▶ YOUR TASK: What follows is a block of records; restate each one word for word.

Extracted data entries:

══════════════════════════════

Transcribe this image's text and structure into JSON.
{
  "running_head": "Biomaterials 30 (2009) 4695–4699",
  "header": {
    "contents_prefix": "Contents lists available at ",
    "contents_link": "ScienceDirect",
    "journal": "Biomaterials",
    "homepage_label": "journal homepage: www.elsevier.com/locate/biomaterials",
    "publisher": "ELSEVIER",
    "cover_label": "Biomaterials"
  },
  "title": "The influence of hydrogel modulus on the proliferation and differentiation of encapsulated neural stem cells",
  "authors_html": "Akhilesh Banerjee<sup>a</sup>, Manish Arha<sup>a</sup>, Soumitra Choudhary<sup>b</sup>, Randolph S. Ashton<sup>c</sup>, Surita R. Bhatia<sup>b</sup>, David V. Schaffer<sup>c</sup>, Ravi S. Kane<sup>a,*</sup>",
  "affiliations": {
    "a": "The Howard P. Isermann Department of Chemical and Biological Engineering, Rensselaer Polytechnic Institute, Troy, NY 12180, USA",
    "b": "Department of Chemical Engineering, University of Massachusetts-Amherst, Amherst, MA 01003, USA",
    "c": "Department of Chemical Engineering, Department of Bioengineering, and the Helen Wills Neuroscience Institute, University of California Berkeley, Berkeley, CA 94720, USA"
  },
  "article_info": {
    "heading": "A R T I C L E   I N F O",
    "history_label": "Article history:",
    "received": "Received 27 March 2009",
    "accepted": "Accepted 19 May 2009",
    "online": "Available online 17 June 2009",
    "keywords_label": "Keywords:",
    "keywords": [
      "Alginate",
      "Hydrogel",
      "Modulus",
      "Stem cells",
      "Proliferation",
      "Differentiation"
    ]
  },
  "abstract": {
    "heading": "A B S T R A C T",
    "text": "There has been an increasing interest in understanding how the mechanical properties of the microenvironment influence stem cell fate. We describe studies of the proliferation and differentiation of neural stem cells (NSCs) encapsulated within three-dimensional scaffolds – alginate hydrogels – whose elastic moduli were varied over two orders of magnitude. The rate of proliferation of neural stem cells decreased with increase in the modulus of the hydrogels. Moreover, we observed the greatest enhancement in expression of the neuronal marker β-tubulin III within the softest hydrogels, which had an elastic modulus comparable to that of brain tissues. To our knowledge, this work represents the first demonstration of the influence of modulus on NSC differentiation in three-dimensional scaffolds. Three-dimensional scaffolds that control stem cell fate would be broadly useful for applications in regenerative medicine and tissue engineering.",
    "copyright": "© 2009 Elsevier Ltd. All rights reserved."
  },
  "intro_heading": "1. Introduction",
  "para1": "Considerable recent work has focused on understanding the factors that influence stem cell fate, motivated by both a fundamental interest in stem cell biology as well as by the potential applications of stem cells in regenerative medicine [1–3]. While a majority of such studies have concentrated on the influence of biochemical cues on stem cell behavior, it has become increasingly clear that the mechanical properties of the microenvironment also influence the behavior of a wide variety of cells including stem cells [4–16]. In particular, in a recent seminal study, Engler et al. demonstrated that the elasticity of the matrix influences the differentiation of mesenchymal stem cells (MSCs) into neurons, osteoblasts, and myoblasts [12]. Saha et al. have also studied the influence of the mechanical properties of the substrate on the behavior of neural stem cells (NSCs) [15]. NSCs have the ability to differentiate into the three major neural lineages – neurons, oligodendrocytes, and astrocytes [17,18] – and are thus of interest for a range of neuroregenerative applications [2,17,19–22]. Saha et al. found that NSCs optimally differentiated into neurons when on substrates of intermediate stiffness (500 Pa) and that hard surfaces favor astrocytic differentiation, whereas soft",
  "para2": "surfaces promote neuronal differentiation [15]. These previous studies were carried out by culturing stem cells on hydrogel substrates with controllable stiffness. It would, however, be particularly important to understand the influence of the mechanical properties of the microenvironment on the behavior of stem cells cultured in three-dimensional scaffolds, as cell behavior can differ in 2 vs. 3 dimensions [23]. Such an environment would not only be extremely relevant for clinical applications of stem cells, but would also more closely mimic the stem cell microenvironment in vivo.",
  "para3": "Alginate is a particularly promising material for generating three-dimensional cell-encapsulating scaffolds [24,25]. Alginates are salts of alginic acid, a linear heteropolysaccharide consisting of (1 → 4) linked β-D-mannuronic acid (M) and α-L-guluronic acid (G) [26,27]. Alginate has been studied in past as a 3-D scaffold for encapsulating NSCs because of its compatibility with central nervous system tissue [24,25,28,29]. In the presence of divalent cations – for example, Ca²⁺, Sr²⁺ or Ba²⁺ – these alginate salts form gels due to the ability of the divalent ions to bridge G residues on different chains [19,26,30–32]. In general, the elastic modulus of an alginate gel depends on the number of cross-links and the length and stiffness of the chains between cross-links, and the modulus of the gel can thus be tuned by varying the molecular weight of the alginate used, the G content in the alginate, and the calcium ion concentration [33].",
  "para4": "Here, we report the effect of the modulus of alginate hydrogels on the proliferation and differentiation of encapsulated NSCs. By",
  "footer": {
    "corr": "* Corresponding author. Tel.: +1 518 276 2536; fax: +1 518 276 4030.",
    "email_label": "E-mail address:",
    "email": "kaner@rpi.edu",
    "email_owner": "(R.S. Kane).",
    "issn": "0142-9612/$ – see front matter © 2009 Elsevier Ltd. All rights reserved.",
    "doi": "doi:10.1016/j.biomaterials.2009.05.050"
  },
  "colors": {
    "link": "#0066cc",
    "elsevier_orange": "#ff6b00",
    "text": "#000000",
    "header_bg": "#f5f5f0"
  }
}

══════════════════════════════

▶ RESULT OF THE TASK:
Transcribe this image's text and structure into JSON.
{
  "running_head": "Biomaterials 30 (2009) 4695–4699",
  "header": {
    "contents_prefix": "Contents lists available at ",
    "contents_link": "ScienceDirect",
    "journal": "Biomaterials",
    "homepage_label": "journal homepage: www.elsevier.com/locate/biomaterials",
    "publisher": "ELSEVIER",
    "cover_label": "Biomaterials"
  },
  "title": "The influence of hydrogel modulus on the proliferation and differentiation of encapsulated neural stem cells",
  "authors_html": "Akhilesh Banerjee<sup>a</sup>, Manish Arha<sup>a</sup>, Soumitra Choudhary<sup>b</sup>, Randolph S. Ashton<sup>c</sup>, Surita R. Bhatia<sup>b</sup>, David V. Schaffer<sup>c</sup>, Ravi S. Kane<sup>a,*</sup>",
  "affiliations": {
    "a": "The Howard P. Isermann Department of Chemical and Biological Engineering, Rensselaer Polytechnic Institute, Troy, NY 12180, USA",
    "b": "Department of Chemical Engineering, University of Massachusetts-Amherst, Amherst, MA 01003, USA",
    "c": "Department of Chemical Engineering, Department of Bioengineering, and the Helen Wills Neuroscience Institute, University of California Berkeley, Berkeley, CA 94720, USA"
  },
  "article_info": {
    "heading": "A R T I C L E   I N F O",
    "history_label": "Article history:",
    "received": "Received 27 March 2009",
    "accepted": "Accepted 19 May 2009",
    "online": "Available online 17 June 2009",
    "keywords_label": "Keywords:",
    "keywords": [
      "Alginate",
      "Hydrogel",
      "Modulus",
      "Stem cells",
      "Proliferation",
      "Differentiation"
    ]
  },
  "abstract": {
    "heading": "A B S T R A C T",
    "text": "There has been an increasing interest in understanding how the mechanical properties of the microenvironment influence stem cell fate. We describe studies of the proliferation and differentiation of neural stem cells (NSCs) encapsulated within three-dimensional scaffolds – alginate hydrogels – whose elastic moduli were varied over two orders of magnitude. The rate of proliferation of neural stem cells decreased with increase in the modulus of the hydrogels. Moreover, we observed the greatest enhancement in expression of the neuronal marker β-tubulin III within the softest hydrogels, which had an elastic modulus comparable to that of brain tissues. To our knowledge, this work represents the first demonstration of the influence of modulus on NSC differentiation in three-dimensional scaffolds. Three-dimensional scaffolds that control stem cell fate would be broadly useful for applications in regenerative medicine and tissue engineering.",
    "copyright": "© 2009 Elsevier Ltd. All rights reserved."
  },
  "intro_heading": "1. Introduction",
  "para1": "Considerable recent work has focused on understanding the factors that influence stem cell fate, motivated by both a fundamental interest in stem cell biology as well as by the potential applications of stem cells in regenerative medicine [1–3]. While a majority of such studies have concentrated on the influence of biochemical cues on stem cell behavior, it has become increasingly clear that the mechanical properties of the microenvironment also influence the behavior of a wide variety of cells including stem cells [4–16]. In particular, in a recent seminal study, Engler et al. demonstrated that the elasticity of the matrix influences the differentiation of mesenchymal stem cells (MSCs) into neurons, osteoblasts, and myoblasts [12]. Saha et al. have also studied the influence of the mechanical properties of the substrate on the behavior of neural stem cells (NSCs) [15]. NSCs have the ability to differentiate into the three major neural lineages – neurons, oligodendrocytes, and astrocytes [17,18] – and are thus of interest for a range of neuroregenerative applications [2,17,19–22]. Saha et al. found that NSCs optimally differentiated into neurons when on substrates of intermediate stiffness (500 Pa) and that hard surfaces favor astrocytic differentiation, whereas soft",
  "para2": "surfaces promote neuronal differentiation [15]. These previous studies were carried out by culturing stem cells on hydrogel substrates with controllable stiffness. It would, however, be particularly important to understand the influence of the mechanical properties of the microenvironment on the behavior of stem cells cultured in three-dimensional scaffolds, as cell behavior can differ in 2 vs. 3 dimensions [23]. Such an environment would not only be extremely relevant for clinical applications of stem cells, but would also more closely mimic the stem cell microenvironment in vivo.",
  "para3": "Alginate is a particularly promising material for generating three-dimensional cell-encapsulating scaffolds [24,25]. Alginates are salts of alginic acid, a linear heteropolysaccharide consisting of (1 → 4) linked β-D-mannuronic acid (M) and α-L-guluronic acid (G) [26,27]. Alginate has been studied in past as a 3-D scaffold for encapsulating NSCs because of its compatibility with central nervous system tissue [24,25,28,29]. In the presence of divalent cations – for example, Ca²⁺, Sr²⁺ or Ba²⁺ – these alginate salts form gels due to the ability of the divalent ions to bridge G residues on different chains [19,26,30–32]. In general, the elastic modulus of an alginate gel depends on the number of cross-links and the length and stiffness of the chains between cross-links, and the modulus of the gel can thus be tuned by varying the molecular weight of the alginate used, the G content in the alginate, and the calcium ion concentration [33].",
  "para4": "Here, we report the effect of the modulus of alginate hydrogels on the proliferation and differentiation of encapsulated NSCs. By",
  "footer": {
    "corr": "* Corresponding author. Tel.: +1 518 276 2536; fax: +1 518 276 4030.",
    "email_label": "E-mail address:",
    "email": "kaner@rpi.edu",
    "email_owner": "(R.S. Kane).",
    "issn": "0142-9612/$ – see front matter © 2009 Elsevier Ltd. All rights reserved.",
    "doi": "doi:10.1016/j.biomaterials.2009.05.050"
  },
  "colors": {
    "link": "#0066cc",
    "elsevier_orange": "#ff6b00",
    "text": "#000000",
    "header_bg": "#f5f5f0"
  }
}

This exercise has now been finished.